* _Source text_:
## begin
Can't sleep when its right
Sleepy when its bright
Hungry late at night
This feeling I must fight

Monday, October 26, 2009

Fear

Never seems to disappear...

List of fears:
Work
Loneliness
Arguments
Heights
Death
Ghosts
Pain
Cockroaches

Sunday, October 25, 2009

Making sense of the world

I used to think as a child, the world was 'fair'. Men and women were equal.
Both had to go through 'trials of life'.
For men, it was NS; for women, it was giving birth.
Forgive the naivety... its still there.

With this simple mind, I persist in believing the world is good natured.
Believing in choices, I persist in giving others the benefit of doubt.
Giving food and shelter, I persist in generousity.

Alas; I ask, how much is a packet of instant noodle that others are so unwilling to share?
Still, I persist in calling you a friend.

Wednesday, October 7, 2009

Too many similarities amongst all the complexities

I value TRUST
I value MEANING
I value ATTITUDE
I value DISCIPLINE
I value RESTRAIN
I value RELATIONSHIPS
I value MORALS

Its impossible to maintain them all in a lifetime... Which ones have you got remaining?

Wat a hellofaweek it has been...

In 1 week, I have learnt and reflected the following:

I think marriage is a hellofacommitment...
I think assessements should be better planned but not totally banned
I think people's life should be their own problem
I think some people will never understand or know what life is all about
I think love and relationships is not for everyone
I think humans will never triumph evil with good because those that say it will came from the evil side in the first place.
## end
* _Supplied records_:
## begin
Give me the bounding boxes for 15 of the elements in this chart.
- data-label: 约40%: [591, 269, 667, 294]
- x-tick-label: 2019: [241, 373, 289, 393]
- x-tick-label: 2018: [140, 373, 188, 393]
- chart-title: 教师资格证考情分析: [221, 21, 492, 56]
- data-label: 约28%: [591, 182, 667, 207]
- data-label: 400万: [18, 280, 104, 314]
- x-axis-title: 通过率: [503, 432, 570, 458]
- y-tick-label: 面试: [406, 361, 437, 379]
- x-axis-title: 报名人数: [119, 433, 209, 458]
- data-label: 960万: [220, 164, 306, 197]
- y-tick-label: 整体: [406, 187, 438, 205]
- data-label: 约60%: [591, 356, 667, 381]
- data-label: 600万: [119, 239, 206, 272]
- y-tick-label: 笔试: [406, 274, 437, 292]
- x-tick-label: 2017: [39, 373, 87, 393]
## end
* _Short task 1_: In the blog excerpt, what date appears above the post titled "Fear"?
* _Short task 2_: Extract the passage of the blog excerpt that runs from "Forgive the naivety..." up to and including "persist in generousity.", reproducing it word for word.
* _Short task 3_: Name every item that appears under "List of fears:" in the blog excerpt.

* _Task answer 1_: Monday, October 26, 2009

* _Task answer 2_:
Forgive the naivety... its still there.

With this simple mind, I persist in believing the world is good natured.
Believing in choices, I persist in giving others the benefit of doubt.
Giving food and shelter, I persist in generousity.

* _Task answer 3_: Work, Loneliness, Arguments, Heights, Death, Ghosts, Pain, Cockroaches